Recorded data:
+++++

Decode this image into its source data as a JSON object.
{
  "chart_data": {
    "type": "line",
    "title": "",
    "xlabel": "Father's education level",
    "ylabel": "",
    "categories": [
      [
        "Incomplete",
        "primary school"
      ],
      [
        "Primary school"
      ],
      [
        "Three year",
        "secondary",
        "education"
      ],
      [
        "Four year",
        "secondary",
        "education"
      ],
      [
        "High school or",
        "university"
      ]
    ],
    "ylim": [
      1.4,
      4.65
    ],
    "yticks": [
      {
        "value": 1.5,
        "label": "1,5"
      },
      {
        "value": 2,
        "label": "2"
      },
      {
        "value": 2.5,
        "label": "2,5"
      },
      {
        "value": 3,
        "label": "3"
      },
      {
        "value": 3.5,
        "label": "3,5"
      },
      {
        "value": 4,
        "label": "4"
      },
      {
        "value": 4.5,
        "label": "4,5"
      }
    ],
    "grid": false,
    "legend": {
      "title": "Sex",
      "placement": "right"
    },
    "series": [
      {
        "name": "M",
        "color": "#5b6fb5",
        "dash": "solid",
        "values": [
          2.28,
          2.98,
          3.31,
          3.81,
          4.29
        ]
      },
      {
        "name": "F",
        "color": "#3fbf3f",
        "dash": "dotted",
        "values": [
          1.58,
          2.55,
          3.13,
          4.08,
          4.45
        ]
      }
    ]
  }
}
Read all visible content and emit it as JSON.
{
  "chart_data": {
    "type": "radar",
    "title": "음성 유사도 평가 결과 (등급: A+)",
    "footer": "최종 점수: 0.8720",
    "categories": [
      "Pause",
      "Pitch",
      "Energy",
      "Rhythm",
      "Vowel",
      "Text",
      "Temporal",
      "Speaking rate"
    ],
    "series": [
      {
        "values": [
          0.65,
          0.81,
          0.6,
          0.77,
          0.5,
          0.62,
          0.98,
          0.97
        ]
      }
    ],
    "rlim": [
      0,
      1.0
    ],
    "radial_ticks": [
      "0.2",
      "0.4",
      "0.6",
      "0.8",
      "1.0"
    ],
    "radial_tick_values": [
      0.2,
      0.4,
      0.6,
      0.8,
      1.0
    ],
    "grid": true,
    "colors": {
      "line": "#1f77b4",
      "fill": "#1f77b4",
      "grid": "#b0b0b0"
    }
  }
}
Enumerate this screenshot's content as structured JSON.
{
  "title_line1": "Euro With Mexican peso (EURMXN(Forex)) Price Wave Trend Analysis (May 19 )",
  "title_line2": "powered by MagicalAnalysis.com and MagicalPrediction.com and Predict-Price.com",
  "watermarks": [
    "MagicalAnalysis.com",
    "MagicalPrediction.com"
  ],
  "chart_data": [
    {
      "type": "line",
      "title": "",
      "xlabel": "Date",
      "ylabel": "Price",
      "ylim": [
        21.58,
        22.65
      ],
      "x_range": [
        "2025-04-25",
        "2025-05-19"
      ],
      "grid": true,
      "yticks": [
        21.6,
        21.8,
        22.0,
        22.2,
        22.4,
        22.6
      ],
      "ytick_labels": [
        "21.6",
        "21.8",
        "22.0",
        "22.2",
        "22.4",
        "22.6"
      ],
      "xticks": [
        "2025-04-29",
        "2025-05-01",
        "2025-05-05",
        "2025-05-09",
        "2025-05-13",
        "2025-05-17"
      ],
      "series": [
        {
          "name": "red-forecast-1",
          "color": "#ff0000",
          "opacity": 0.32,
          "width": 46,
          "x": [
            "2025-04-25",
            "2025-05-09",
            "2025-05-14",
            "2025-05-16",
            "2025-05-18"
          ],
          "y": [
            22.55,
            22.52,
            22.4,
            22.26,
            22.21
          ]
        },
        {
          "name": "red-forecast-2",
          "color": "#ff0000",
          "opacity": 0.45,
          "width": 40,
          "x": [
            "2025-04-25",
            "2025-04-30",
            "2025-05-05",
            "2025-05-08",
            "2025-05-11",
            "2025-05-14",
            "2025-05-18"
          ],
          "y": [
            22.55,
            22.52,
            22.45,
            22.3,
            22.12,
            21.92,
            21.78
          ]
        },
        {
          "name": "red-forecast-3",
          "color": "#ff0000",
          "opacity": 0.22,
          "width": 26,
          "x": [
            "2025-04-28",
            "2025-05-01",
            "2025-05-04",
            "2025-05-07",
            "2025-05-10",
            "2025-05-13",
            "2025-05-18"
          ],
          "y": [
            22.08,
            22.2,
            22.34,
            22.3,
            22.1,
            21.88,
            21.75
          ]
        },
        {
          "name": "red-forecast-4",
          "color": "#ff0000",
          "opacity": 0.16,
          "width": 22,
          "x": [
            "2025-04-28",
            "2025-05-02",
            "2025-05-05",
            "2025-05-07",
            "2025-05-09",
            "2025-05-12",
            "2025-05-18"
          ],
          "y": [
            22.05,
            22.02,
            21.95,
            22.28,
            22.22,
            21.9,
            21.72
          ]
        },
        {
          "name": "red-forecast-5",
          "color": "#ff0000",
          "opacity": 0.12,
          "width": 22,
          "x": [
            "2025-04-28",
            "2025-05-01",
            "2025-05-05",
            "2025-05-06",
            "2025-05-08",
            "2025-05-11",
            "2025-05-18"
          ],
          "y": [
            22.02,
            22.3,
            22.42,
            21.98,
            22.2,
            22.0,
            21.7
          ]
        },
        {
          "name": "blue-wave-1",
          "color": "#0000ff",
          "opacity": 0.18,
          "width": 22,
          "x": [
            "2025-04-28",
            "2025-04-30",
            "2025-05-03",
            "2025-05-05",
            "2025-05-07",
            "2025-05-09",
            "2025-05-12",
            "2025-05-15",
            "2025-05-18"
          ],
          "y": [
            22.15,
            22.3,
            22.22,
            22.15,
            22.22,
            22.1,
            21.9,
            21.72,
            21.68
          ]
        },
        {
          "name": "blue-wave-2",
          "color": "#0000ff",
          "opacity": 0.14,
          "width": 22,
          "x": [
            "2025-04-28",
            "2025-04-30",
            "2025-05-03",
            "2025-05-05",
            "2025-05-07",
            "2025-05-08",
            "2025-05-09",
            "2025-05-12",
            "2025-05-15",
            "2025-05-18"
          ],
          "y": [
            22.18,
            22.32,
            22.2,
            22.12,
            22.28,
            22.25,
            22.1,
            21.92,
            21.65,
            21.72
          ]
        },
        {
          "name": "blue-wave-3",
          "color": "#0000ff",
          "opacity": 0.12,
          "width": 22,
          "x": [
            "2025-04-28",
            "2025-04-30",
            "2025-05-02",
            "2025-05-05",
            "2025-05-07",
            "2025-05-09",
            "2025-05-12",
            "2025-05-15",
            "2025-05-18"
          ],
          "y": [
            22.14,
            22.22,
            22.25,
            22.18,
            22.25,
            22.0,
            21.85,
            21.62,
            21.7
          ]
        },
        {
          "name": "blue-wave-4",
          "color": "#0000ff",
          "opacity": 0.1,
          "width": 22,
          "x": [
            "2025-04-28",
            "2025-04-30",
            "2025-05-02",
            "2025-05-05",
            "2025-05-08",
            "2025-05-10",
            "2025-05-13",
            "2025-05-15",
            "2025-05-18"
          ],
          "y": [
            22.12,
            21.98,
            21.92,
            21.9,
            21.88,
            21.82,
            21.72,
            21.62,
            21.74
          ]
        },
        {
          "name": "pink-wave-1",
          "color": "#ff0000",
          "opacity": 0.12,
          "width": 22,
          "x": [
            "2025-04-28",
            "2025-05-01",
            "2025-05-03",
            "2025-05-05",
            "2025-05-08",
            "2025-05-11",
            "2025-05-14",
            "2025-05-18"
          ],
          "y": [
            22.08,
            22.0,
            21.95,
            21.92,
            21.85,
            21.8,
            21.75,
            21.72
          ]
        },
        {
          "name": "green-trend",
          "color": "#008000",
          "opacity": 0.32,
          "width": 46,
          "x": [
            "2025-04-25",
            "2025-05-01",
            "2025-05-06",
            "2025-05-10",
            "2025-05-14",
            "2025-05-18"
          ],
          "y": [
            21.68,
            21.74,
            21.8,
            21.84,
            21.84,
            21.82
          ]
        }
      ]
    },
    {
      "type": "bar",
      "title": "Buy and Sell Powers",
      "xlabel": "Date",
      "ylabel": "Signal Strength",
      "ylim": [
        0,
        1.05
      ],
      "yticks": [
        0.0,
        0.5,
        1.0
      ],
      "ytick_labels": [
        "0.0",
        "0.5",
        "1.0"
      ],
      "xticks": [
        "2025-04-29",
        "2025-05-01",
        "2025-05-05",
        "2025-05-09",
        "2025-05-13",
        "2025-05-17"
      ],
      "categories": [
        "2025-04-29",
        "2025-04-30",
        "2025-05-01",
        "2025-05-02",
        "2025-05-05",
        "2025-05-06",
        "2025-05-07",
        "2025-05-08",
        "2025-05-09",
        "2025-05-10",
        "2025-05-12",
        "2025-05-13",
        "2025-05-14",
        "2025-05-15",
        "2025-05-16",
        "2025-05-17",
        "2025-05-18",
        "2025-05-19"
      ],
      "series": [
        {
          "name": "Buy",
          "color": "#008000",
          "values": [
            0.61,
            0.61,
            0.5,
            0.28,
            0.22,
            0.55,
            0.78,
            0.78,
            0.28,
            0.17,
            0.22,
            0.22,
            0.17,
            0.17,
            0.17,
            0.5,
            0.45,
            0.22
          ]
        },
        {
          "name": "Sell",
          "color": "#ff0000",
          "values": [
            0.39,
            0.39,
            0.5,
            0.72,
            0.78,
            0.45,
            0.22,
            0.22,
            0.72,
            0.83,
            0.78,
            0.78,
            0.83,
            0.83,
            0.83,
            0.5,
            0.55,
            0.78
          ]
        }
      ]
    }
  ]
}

+++++

# TASK
Filter the records above for lines containing the word "opacity", and copy those lines.

# RESPONSE TO THIS EXERCISE
          "opacity": 0.32,
          "opacity": 0.45,
          "opacity": 0.22,
          "opacity": 0.16,
          "opacity": 0.12,
          "opacity": 0.18,
          "opacity": 0.14,
          "opacity": 0.12,
          "opacity": 0.1,
          "opacity": 0.12,
          "opacity": 0.32,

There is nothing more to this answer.